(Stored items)
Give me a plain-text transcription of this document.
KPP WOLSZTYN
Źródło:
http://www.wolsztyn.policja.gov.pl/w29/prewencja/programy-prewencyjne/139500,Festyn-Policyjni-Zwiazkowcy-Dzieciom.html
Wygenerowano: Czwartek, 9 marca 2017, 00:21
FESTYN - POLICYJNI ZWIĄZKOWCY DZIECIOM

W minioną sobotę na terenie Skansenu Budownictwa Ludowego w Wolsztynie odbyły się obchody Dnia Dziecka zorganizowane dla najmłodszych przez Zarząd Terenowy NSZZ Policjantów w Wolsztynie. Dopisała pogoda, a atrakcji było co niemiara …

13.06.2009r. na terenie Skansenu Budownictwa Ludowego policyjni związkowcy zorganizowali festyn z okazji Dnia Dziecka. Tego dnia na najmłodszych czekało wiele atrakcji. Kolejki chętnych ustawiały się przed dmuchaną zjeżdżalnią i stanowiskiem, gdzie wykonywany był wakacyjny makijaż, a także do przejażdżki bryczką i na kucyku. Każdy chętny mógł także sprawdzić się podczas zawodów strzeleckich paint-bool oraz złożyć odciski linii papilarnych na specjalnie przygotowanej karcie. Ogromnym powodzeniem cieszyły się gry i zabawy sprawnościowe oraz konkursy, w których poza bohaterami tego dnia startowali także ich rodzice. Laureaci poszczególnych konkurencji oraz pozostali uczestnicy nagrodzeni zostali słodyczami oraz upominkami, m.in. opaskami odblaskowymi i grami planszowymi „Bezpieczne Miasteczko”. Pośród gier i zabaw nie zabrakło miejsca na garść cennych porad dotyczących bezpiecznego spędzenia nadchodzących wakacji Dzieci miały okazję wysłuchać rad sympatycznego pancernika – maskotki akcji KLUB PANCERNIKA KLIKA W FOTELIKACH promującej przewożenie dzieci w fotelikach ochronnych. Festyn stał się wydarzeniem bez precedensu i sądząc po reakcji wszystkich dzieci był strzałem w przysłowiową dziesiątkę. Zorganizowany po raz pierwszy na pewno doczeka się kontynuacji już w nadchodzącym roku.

## Aim of the exercise
Repeat each entry word for word.

## Solution below
Give me a plain-text transcription of this document.
KPP WOLSZTYN
Źródło:
http://www.wolsztyn.policja.gov.pl/w29/prewencja/programy-prewencyjne/139500,Festyn-Policyjni-Zwiazkowcy-Dzieciom.html
Wygenerowano: Czwartek, 9 marca 2017, 00:21
FESTYN - POLICYJNI ZWIĄZKOWCY DZIECIOM

W minioną sobotę na terenie Skansenu Budownictwa Ludowego w Wolsztynie odbyły się obchody Dnia Dziecka zorganizowane dla najmłodszych przez Zarząd Terenowy NSZZ Policjantów w Wolsztynie. Dopisała pogoda, a atrakcji było co niemiara …

13.06.2009r. na terenie Skansenu Budownictwa Ludowego policyjni związkowcy zorganizowali festyn z okazji Dnia Dziecka. Tego dnia na najmłodszych czekało wiele atrakcji. Kolejki chętnych ustawiały się przed dmuchaną zjeżdżalnią i stanowiskiem, gdzie wykonywany był wakacyjny makijaż, a także do przejażdżki bryczką i na kucyku. Każdy chętny mógł także sprawdzić się podczas zawodów strzeleckich paint-bool oraz złożyć odciski linii papilarnych na specjalnie przygotowanej karcie. Ogromnym powodzeniem cieszyły się gry i zabawy sprawnościowe oraz konkursy, w których poza bohaterami tego dnia startowali także ich rodzice. Laureaci poszczególnych konkurencji oraz pozostali uczestnicy nagrodzeni zostali słodyczami oraz upominkami, m.in. opaskami odblaskowymi i grami planszowymi „Bezpieczne Miasteczko”. Pośród gier i zabaw nie zabrakło miejsca na garść cennych porad dotyczących bezpiecznego spędzenia nadchodzących wakacji Dzieci miały okazję wysłuchać rad sympatycznego pancernika – maskotki akcji KLUB PANCERNIKA KLIKA W FOTELIKACH promującej przewożenie dzieci w fotelikach ochronnych. Festyn stał się wydarzeniem bez precedensu i sądząc po reakcji wszystkich dzieci był strzałem w przysłowiową dziesiątkę. Zorganizowany po raz pierwszy na pewno doczeka się kontynuacji już w nadchodzącym roku.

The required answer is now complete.